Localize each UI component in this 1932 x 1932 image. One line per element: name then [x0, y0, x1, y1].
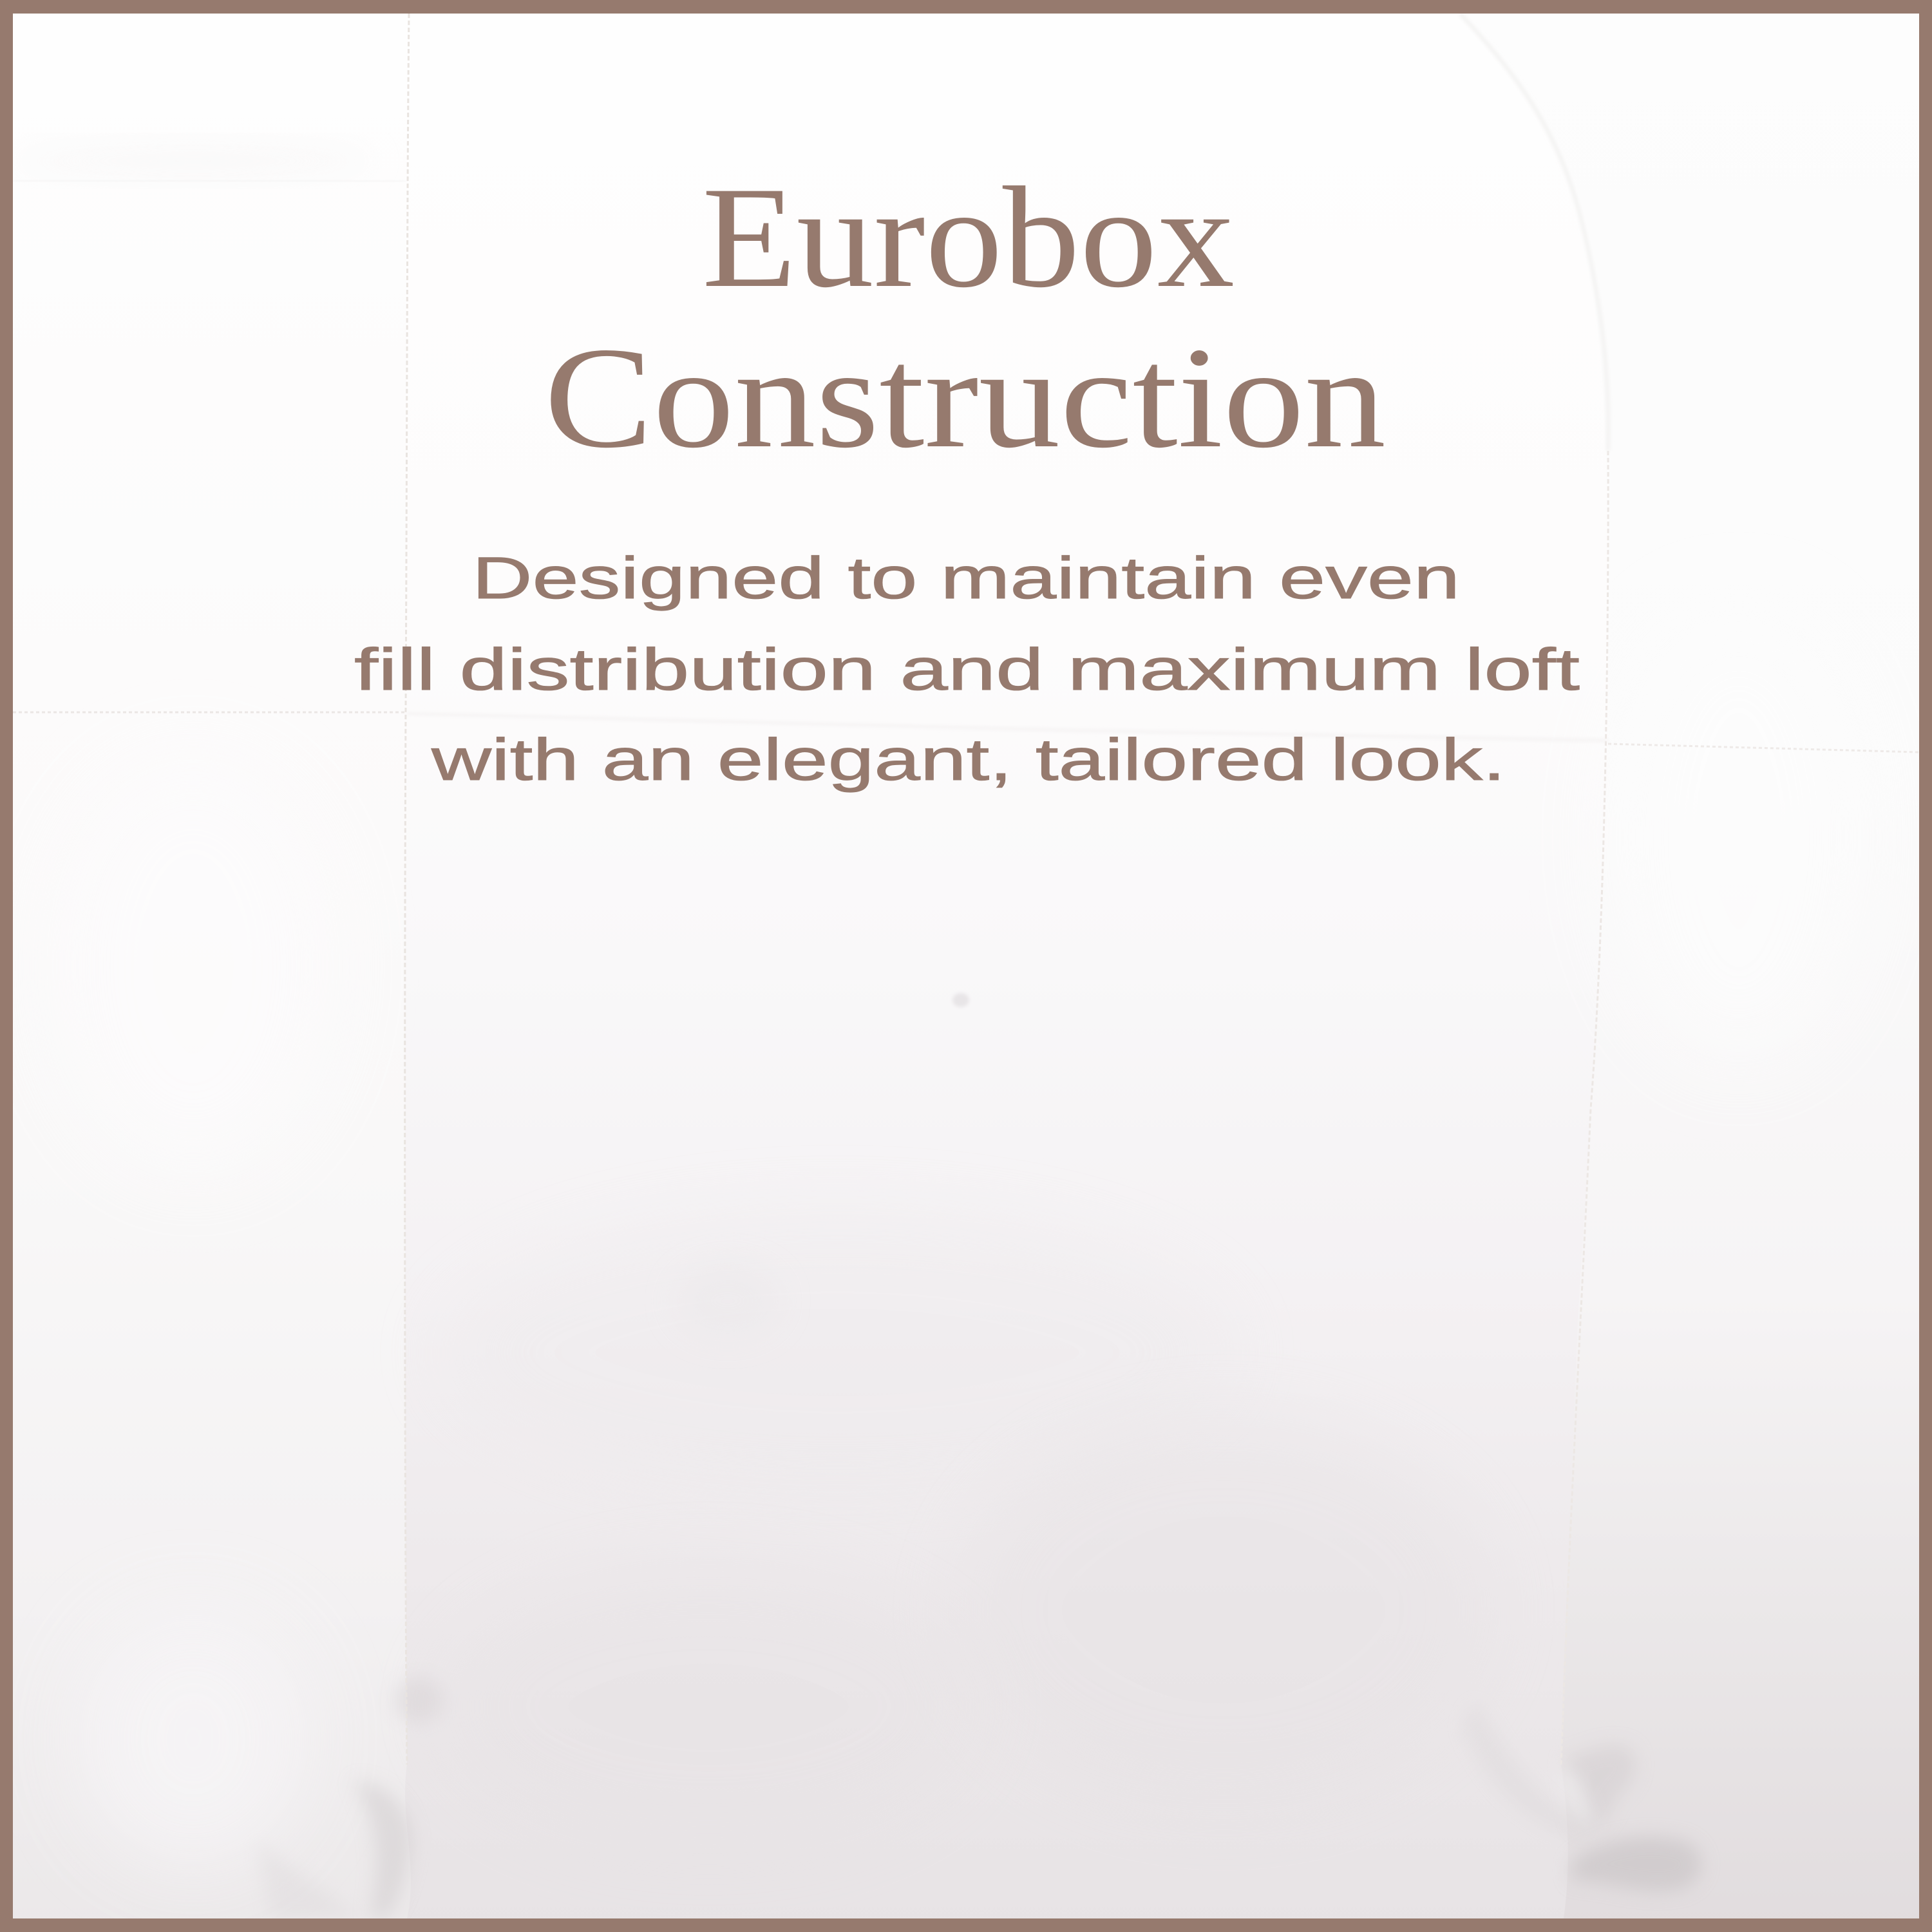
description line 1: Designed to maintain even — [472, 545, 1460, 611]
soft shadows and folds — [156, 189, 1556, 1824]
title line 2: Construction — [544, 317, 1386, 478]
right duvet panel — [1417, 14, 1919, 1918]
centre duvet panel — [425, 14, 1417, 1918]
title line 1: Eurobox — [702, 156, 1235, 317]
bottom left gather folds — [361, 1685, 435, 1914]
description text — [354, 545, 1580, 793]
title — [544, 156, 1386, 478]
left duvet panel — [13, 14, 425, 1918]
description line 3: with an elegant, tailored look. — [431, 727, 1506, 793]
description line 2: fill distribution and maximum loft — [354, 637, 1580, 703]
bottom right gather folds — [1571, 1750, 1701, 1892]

• **Your instructions**: Format every line of the material above as a Markdown table with the columns Row and Entry. Row holds a running number and Entry holds the line. Skip blank lines and leave out the pictures.

• **Final result**:
| Row | Entry |
|---|---|
| 1 | Localize each UI component in this 1932 x 1932 image. One line per element: name then [x0, y0, x1, y1]. |
| 2 | description line 1: Designed to maintain even — [472, 545, 1460, 611] |
| 3 | soft shadows and folds — [156, 189, 1556, 1824] |
| 4 | title line 2: Construction — [544, 317, 1386, 478] |
| 5 | right duvet panel — [1417, 14, 1919, 1918] |
| 6 | centre duvet panel — [425, 14, 1417, 1918] |
| 7 | title line 1: Eurobox — [702, 156, 1235, 317] |
| 8 | bottom left gather folds — [361, 1685, 435, 1914] |
| 9 | description text — [354, 545, 1580, 793] |
| 10 | title — [544, 156, 1386, 478] |
| 11 | left duvet panel — [13, 14, 425, 1918] |
| 12 | description line 3: with an elegant, tailored look. — [431, 727, 1506, 793] |
| 13 | description line 2: fill distribution and maximum loft — [354, 637, 1580, 703] |
| 14 | bottom right gather folds — [1571, 1750, 1701, 1892] |